Given request: Check every line below for the string "JSON", and copy the lines that contain it.

Dataset records:

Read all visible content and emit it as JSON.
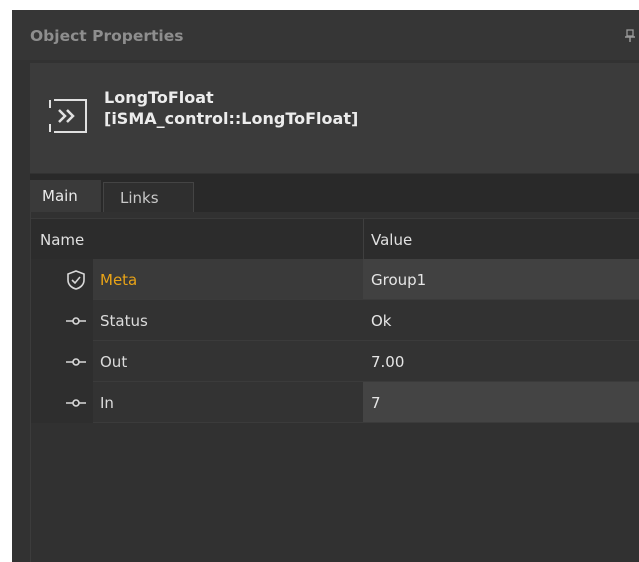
{
  "panel": {
    "title": "Object Properties",
    "pin_icon": "pin-icon"
  },
  "object": {
    "name": "LongToFloat",
    "type": "[iSMA_control::LongToFloat]",
    "icon": "component-icon"
  },
  "tabs": [
    {
      "label": "Main",
      "active": true
    },
    {
      "label": "Links",
      "active": false
    }
  ],
  "grid": {
    "columns": {
      "name": "Name",
      "value": "Value"
    },
    "rows": [
      {
        "name": "Meta",
        "value": "Group1",
        "icon": "shield-icon",
        "highlight": true
      },
      {
        "name": "Status",
        "value": "Ok",
        "icon": "slot-icon"
      },
      {
        "name": "Out",
        "value": "7.00",
        "icon": "slot-icon"
      },
      {
        "name": "In",
        "value": "7",
        "icon": "slot-icon"
      }
    ]
  },
  "colors": {
    "meta_label": "#e8a317",
    "panel_bg": "#323232"
  }
}
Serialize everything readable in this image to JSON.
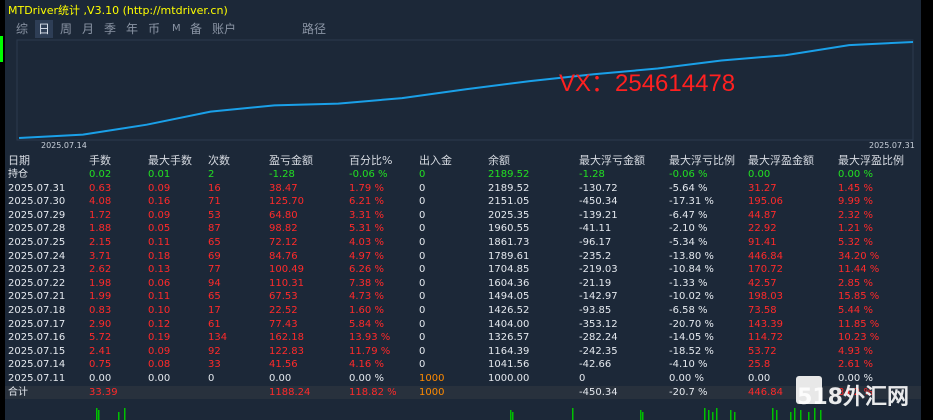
{
  "title": "MTDriver统计 ,V3.10 (http://mtdriver.cn)",
  "tabs": [
    "综",
    "日",
    "周",
    "月",
    "季",
    "年",
    "币",
    "M",
    "备",
    "账户",
    "路径"
  ],
  "active_tab": "日",
  "chart": {
    "watermark": "VX：254614478",
    "x_start": "2025.07.14",
    "x_end": "2025.07.31",
    "line_color": "#1aa0e8",
    "balance_points": [
      1000.0,
      1041.56,
      1164.39,
      1326.57,
      1404.0,
      1426.52,
      1494.05,
      1604.36,
      1704.85,
      1789.61,
      1861.73,
      1960.55,
      2025.35,
      2151.05,
      2189.52
    ]
  },
  "columns": [
    "日期",
    "手数",
    "最大手数",
    "次数",
    "盈亏金额",
    "百分比%",
    "出入金",
    "余额",
    "最大浮亏金额",
    "最大浮亏比例",
    "最大浮盈金额",
    "最大浮盈比例"
  ],
  "position_row": {
    "label": "持仓",
    "lots": "0.02",
    "max_lots": "0.01",
    "count": "2",
    "pnl": "-1.28",
    "pct": "-0.06 %",
    "deposit": "0",
    "balance": "2189.52",
    "max_dd": "-1.28",
    "max_dd_pct": "-0.06 %",
    "max_fp": "0.00",
    "max_fp_pct": "0.00 %"
  },
  "rows": [
    {
      "date": "2025.07.31",
      "lots": "0.63",
      "max_lots": "0.09",
      "count": "16",
      "pnl": "38.47",
      "pct": "1.79 %",
      "deposit": "0",
      "balance": "2189.52",
      "max_dd": "-130.72",
      "max_dd_pct": "-5.64 %",
      "max_fp": "31.27",
      "max_fp_pct": "1.45 %"
    },
    {
      "date": "2025.07.30",
      "lots": "4.08",
      "max_lots": "0.16",
      "count": "71",
      "pnl": "125.70",
      "pct": "6.21 %",
      "deposit": "0",
      "balance": "2151.05",
      "max_dd": "-450.34",
      "max_dd_pct": "-17.31 %",
      "max_fp": "195.06",
      "max_fp_pct": "9.99 %"
    },
    {
      "date": "2025.07.29",
      "lots": "1.72",
      "max_lots": "0.09",
      "count": "53",
      "pnl": "64.80",
      "pct": "3.31 %",
      "deposit": "0",
      "balance": "2025.35",
      "max_dd": "-139.21",
      "max_dd_pct": "-6.47 %",
      "max_fp": "44.87",
      "max_fp_pct": "2.32 %"
    },
    {
      "date": "2025.07.28",
      "lots": "1.88",
      "max_lots": "0.05",
      "count": "87",
      "pnl": "98.82",
      "pct": "5.31 %",
      "deposit": "0",
      "balance": "1960.55",
      "max_dd": "-41.11",
      "max_dd_pct": "-2.10 %",
      "max_fp": "22.92",
      "max_fp_pct": "1.21 %"
    },
    {
      "date": "2025.07.25",
      "lots": "2.15",
      "max_lots": "0.11",
      "count": "65",
      "pnl": "72.12",
      "pct": "4.03 %",
      "deposit": "0",
      "balance": "1861.73",
      "max_dd": "-96.17",
      "max_dd_pct": "-5.34 %",
      "max_fp": "91.41",
      "max_fp_pct": "5.32 %"
    },
    {
      "date": "2025.07.24",
      "lots": "3.71",
      "max_lots": "0.18",
      "count": "69",
      "pnl": "84.76",
      "pct": "4.97 %",
      "deposit": "0",
      "balance": "1789.61",
      "max_dd": "-235.2",
      "max_dd_pct": "-13.80 %",
      "max_fp": "446.84",
      "max_fp_pct": "34.20 %"
    },
    {
      "date": "2025.07.23",
      "lots": "2.62",
      "max_lots": "0.13",
      "count": "77",
      "pnl": "100.49",
      "pct": "6.26 %",
      "deposit": "0",
      "balance": "1704.85",
      "max_dd": "-219.03",
      "max_dd_pct": "-10.84 %",
      "max_fp": "170.72",
      "max_fp_pct": "11.44 %"
    },
    {
      "date": "2025.07.22",
      "lots": "1.98",
      "max_lots": "0.06",
      "count": "94",
      "pnl": "110.31",
      "pct": "7.38 %",
      "deposit": "0",
      "balance": "1604.36",
      "max_dd": "-21.19",
      "max_dd_pct": "-1.33 %",
      "max_fp": "42.57",
      "max_fp_pct": "2.85 %"
    },
    {
      "date": "2025.07.21",
      "lots": "1.99",
      "max_lots": "0.11",
      "count": "65",
      "pnl": "67.53",
      "pct": "4.73 %",
      "deposit": "0",
      "balance": "1494.05",
      "max_dd": "-142.97",
      "max_dd_pct": "-10.02 %",
      "max_fp": "198.03",
      "max_fp_pct": "15.85 %"
    },
    {
      "date": "2025.07.18",
      "lots": "0.83",
      "max_lots": "0.10",
      "count": "17",
      "pnl": "22.52",
      "pct": "1.60 %",
      "deposit": "0",
      "balance": "1426.52",
      "max_dd": "-93.85",
      "max_dd_pct": "-6.58 %",
      "max_fp": "73.58",
      "max_fp_pct": "5.44 %"
    },
    {
      "date": "2025.07.17",
      "lots": "2.90",
      "max_lots": "0.12",
      "count": "61",
      "pnl": "77.43",
      "pct": "5.84 %",
      "deposit": "0",
      "balance": "1404.00",
      "max_dd": "-353.12",
      "max_dd_pct": "-20.70 %",
      "max_fp": "143.39",
      "max_fp_pct": "11.85 %"
    },
    {
      "date": "2025.07.16",
      "lots": "5.72",
      "max_lots": "0.19",
      "count": "134",
      "pnl": "162.18",
      "pct": "13.93 %",
      "deposit": "0",
      "balance": "1326.57",
      "max_dd": "-282.24",
      "max_dd_pct": "-14.05 %",
      "max_fp": "114.72",
      "max_fp_pct": "10.23 %"
    },
    {
      "date": "2025.07.15",
      "lots": "2.41",
      "max_lots": "0.09",
      "count": "92",
      "pnl": "122.83",
      "pct": "11.79 %",
      "deposit": "0",
      "balance": "1164.39",
      "max_dd": "-242.35",
      "max_dd_pct": "-18.52 %",
      "max_fp": "53.72",
      "max_fp_pct": "4.93 %"
    },
    {
      "date": "2025.07.14",
      "lots": "0.75",
      "max_lots": "0.08",
      "count": "33",
      "pnl": "41.56",
      "pct": "4.16 %",
      "deposit": "0",
      "balance": "1041.56",
      "max_dd": "-42.66",
      "max_dd_pct": "-4.10 %",
      "max_fp": "25.8",
      "max_fp_pct": "2.61 %"
    },
    {
      "date": "2025.07.11",
      "lots": "0.00",
      "max_lots": "0.00",
      "count": "0",
      "pnl": "0.00",
      "pct": "0.00 %",
      "deposit": "1000",
      "balance": "1000.00",
      "max_dd": "0",
      "max_dd_pct": "0.00 %",
      "max_fp": "0.00",
      "max_fp_pct": "0.00 %"
    }
  ],
  "total_row": {
    "label": "合计",
    "lots": "33.39",
    "pnl": "1188.24",
    "pct": "118.82 %",
    "deposit": "1000",
    "max_dd": "-450.34",
    "max_dd_pct": "-20.7 %",
    "max_fp": "446.84",
    "max_fp_pct": "34.2 %"
  },
  "site_watermark": "518外汇网",
  "colors": {
    "background": "#1c2838",
    "title": "#ffff00",
    "positive": "#ff2a2a",
    "position": "#22e022",
    "deposit": "#ff8a00",
    "watermark": "#ff2020"
  }
}
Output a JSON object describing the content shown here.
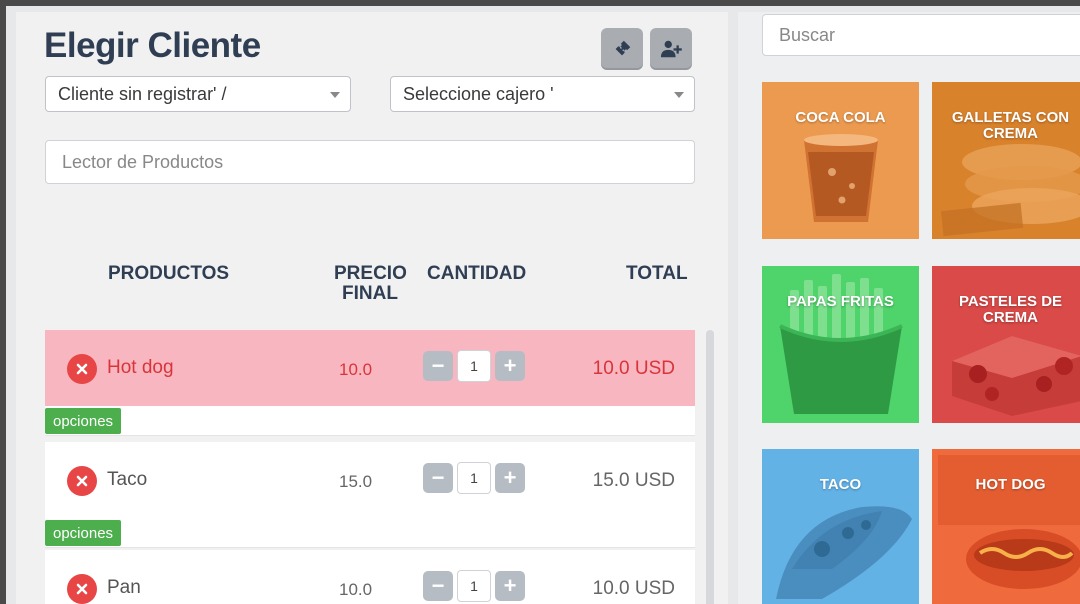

Exercise output:
Read all visible content and emit it as JSON.
Serialize everything readable in this image to JSON.
Output a JSON object describing the content shown here.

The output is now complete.